## Brief:
Write out the data verbatim, starting at its first line and ending at the line containing "563, 528, 623]", with both of those lines included.

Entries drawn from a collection
□ □ □ □ □

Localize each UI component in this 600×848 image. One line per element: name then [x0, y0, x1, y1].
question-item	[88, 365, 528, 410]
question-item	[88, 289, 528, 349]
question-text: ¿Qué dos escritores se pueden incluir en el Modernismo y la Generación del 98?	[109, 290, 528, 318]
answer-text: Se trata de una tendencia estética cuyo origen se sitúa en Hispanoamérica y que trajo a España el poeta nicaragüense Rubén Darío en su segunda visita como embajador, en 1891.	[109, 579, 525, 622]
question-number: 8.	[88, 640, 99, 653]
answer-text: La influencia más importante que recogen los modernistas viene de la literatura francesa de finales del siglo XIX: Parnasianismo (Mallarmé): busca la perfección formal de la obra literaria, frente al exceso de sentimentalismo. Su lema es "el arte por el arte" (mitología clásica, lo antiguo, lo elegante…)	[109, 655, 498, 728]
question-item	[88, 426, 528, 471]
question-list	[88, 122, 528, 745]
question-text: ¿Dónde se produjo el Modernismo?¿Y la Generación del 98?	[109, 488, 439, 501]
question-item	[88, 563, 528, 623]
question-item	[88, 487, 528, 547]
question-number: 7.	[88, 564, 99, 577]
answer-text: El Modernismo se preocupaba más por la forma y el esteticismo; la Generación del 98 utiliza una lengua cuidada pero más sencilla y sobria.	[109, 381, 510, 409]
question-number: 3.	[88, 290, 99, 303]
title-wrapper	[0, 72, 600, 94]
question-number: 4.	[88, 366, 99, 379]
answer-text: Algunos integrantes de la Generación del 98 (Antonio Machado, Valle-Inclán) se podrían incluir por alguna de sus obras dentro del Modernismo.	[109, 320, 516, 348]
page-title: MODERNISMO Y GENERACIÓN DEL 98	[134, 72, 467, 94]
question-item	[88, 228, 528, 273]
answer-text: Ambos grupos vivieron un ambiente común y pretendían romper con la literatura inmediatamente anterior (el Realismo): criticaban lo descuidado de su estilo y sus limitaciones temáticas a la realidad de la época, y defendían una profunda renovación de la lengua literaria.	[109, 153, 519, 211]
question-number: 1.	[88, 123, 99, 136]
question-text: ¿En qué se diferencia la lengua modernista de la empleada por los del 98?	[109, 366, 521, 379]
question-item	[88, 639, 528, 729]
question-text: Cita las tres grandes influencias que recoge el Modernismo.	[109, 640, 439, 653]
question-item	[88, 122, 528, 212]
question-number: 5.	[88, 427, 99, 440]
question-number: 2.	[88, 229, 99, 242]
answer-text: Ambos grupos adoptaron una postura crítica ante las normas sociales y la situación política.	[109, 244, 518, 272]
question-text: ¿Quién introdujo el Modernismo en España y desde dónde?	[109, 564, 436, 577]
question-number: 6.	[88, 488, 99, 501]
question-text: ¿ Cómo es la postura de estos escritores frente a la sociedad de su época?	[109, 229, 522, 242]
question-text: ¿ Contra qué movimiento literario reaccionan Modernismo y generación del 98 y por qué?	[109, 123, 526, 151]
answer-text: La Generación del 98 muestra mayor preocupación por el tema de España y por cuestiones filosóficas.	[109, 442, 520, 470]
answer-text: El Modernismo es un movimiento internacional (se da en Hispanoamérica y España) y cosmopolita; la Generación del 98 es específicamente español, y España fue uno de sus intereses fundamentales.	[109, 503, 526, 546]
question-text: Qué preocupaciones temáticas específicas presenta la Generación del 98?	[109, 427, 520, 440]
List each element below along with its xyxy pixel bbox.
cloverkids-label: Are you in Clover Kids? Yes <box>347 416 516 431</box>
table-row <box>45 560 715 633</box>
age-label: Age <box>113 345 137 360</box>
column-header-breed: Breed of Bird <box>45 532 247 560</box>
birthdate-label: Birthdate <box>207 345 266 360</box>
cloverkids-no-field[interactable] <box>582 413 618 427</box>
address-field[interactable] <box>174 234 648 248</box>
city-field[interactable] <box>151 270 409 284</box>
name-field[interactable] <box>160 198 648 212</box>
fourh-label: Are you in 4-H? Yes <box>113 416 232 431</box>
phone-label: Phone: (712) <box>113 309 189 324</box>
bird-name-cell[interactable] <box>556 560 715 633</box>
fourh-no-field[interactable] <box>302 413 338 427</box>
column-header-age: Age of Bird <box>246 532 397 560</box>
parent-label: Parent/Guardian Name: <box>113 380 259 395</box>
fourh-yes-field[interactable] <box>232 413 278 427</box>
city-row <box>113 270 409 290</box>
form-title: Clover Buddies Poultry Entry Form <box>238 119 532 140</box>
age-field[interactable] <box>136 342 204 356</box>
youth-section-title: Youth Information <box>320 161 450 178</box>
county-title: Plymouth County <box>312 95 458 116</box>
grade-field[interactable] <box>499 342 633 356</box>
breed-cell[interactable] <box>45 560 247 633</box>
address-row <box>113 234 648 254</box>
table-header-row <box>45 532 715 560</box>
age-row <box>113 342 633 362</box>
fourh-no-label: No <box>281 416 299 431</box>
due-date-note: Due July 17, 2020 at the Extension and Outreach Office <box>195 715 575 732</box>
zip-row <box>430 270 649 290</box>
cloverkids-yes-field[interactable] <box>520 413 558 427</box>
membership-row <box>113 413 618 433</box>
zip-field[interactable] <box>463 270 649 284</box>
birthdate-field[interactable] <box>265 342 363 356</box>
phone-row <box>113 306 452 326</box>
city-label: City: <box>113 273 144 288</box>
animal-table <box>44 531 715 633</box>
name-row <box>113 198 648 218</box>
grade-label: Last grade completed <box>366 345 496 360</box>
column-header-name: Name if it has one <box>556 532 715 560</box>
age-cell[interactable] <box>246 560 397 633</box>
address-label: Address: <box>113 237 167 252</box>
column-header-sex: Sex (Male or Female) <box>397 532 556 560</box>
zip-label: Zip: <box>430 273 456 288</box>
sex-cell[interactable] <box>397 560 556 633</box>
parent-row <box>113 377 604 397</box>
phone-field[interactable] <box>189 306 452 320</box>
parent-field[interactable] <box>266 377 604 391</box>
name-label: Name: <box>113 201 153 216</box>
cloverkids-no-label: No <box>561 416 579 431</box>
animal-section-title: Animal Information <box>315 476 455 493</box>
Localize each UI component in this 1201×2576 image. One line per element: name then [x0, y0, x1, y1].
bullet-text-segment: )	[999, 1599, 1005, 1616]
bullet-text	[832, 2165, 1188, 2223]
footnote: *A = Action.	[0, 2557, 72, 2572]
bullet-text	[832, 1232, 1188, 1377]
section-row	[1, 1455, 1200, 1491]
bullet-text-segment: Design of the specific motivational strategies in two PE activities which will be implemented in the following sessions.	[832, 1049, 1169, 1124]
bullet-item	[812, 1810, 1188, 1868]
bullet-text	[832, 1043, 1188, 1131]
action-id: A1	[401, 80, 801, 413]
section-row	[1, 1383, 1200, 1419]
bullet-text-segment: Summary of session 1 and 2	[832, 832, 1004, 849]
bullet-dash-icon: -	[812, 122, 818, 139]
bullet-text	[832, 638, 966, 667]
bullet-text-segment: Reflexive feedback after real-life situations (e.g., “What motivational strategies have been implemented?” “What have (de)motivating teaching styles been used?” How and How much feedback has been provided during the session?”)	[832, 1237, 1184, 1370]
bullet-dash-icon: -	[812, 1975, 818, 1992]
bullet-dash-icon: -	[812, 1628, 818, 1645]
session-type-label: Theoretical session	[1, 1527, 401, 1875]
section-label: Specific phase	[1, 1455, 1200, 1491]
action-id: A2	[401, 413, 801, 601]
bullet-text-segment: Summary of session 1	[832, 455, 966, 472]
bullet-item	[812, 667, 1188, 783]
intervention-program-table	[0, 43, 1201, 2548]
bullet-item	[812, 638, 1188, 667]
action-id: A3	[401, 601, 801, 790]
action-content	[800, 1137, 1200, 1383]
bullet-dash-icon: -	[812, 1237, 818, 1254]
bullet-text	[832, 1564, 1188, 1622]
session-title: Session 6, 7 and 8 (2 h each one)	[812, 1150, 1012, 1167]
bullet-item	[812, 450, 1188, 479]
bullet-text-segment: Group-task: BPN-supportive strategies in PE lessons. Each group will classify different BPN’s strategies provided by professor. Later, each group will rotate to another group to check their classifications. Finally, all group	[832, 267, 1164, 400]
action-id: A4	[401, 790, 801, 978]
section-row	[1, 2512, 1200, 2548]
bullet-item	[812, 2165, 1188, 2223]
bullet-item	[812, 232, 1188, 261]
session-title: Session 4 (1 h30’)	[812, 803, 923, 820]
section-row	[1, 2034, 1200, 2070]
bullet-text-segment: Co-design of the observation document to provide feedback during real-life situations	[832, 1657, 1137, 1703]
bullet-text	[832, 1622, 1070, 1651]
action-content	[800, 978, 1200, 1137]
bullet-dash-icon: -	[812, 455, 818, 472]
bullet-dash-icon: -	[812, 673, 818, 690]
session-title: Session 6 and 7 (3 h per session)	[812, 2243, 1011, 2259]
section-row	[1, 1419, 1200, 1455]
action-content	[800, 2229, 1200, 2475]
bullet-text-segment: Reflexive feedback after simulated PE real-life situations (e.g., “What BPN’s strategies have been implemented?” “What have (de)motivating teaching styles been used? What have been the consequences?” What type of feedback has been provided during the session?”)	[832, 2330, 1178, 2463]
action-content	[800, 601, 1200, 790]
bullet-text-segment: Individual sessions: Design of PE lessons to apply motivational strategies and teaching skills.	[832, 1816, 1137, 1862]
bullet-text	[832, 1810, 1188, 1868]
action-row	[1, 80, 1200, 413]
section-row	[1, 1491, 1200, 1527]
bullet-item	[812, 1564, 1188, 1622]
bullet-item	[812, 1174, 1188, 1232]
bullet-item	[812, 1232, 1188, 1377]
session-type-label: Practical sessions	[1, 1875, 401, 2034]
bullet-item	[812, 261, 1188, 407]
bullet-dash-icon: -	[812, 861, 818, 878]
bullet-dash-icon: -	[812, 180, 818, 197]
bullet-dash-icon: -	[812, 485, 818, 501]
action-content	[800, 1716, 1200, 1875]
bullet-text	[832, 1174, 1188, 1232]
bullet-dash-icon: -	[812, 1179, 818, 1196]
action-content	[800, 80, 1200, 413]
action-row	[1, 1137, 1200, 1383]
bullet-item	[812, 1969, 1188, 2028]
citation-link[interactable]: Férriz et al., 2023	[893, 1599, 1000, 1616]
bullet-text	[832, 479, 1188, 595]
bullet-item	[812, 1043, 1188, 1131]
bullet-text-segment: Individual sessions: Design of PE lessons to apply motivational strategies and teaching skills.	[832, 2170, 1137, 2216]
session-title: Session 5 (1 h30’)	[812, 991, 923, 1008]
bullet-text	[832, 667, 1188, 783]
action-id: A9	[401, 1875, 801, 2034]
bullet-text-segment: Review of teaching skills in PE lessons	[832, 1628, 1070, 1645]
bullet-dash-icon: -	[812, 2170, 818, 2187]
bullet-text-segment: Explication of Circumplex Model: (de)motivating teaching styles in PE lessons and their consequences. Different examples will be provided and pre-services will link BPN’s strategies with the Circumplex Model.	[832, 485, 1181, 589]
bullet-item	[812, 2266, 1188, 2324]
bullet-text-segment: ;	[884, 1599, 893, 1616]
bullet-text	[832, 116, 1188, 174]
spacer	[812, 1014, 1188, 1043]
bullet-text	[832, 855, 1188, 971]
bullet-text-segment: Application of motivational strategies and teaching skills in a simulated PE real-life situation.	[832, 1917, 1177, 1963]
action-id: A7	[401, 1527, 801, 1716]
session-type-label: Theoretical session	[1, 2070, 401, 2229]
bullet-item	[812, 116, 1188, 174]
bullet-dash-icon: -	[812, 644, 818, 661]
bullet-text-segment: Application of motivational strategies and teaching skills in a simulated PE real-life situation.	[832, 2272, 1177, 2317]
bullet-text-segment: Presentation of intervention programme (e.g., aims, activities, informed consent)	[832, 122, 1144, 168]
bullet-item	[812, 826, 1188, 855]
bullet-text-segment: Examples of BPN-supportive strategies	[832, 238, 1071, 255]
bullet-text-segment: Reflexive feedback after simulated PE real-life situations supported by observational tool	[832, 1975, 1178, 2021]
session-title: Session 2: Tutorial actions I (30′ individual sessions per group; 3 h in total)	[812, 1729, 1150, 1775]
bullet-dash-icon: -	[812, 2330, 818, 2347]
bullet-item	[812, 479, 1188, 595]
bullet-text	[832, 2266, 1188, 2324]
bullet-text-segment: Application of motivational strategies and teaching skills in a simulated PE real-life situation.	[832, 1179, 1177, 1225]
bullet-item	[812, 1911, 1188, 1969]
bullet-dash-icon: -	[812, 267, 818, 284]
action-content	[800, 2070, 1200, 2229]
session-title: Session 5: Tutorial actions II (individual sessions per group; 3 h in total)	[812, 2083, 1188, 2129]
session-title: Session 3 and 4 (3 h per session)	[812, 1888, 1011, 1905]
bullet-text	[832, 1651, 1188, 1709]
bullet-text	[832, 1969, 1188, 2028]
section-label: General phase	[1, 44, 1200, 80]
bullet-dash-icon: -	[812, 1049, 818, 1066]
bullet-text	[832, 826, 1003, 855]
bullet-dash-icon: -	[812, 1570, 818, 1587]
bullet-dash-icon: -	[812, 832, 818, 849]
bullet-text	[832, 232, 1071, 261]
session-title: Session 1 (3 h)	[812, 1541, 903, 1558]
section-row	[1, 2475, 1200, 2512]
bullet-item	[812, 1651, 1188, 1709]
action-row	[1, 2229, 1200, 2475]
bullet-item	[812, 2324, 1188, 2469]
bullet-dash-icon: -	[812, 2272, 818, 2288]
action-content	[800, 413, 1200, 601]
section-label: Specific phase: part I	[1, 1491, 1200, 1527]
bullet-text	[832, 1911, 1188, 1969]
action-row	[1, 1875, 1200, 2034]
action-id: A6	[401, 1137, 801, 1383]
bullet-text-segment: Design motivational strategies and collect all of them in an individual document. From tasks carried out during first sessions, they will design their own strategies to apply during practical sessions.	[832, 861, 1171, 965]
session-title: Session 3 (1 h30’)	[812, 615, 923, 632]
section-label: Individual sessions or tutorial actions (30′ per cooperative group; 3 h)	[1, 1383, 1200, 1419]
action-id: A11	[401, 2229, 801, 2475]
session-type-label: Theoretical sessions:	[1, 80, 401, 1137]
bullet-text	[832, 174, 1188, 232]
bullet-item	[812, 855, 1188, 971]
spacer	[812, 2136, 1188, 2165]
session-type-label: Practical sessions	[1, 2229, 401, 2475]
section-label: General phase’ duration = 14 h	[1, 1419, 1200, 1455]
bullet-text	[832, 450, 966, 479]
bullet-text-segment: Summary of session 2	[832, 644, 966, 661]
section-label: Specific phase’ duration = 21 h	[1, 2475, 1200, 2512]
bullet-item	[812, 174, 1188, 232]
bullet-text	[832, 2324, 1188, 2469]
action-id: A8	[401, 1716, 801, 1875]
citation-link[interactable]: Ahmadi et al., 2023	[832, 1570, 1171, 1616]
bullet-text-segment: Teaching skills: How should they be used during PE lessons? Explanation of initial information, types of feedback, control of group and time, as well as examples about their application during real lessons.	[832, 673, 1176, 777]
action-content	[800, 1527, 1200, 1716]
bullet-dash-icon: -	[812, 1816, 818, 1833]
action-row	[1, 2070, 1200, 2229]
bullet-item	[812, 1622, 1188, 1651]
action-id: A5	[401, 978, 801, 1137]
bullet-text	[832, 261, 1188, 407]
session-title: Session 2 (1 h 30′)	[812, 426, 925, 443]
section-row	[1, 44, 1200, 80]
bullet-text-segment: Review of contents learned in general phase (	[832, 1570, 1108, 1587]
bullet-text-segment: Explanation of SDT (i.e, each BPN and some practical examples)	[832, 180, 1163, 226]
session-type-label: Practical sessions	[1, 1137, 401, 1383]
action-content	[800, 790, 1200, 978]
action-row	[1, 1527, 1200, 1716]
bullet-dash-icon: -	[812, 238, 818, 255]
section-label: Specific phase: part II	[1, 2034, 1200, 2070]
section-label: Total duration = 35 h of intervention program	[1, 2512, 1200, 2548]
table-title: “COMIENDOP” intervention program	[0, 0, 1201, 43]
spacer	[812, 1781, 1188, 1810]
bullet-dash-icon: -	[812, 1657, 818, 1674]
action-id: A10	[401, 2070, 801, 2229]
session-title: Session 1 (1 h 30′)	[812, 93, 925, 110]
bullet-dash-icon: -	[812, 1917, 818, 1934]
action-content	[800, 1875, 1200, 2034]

□ □ □ □ □

## Exercise result:
Localize each UI component in this 600×848 image. One line per element: name then [x0, y0, x1, y1].
question-item	[88, 365, 528, 410]
question-item	[88, 289, 528, 349]
question-text: ¿Qué dos escritores se pueden incluir en el Modernismo y la Generación del 98?	[109, 290, 528, 318]
answer-text: Se trata de una tendencia estética cuyo origen se sitúa en Hispanoamérica y que trajo a España el poeta nicaragüense Rubén Darío en su segunda visita como embajador, en 1891.	[109, 579, 525, 622]
question-number: 8.	[88, 640, 99, 653]
answer-text: La influencia más importante que recogen los modernistas viene de la literatura francesa de finales del siglo XIX: Parnasianismo (Mallarmé): busca la perfección formal de la obra literaria, frente al exceso de sentimentalismo. Su lema es "el arte por el arte" (mitología clásica, lo antiguo, lo elegante…)	[109, 655, 498, 728]
question-item	[88, 426, 528, 471]
question-list	[88, 122, 528, 745]
question-text: ¿Dónde se produjo el Modernismo?¿Y la Generación del 98?	[109, 488, 439, 501]
question-item	[88, 563, 528, 623]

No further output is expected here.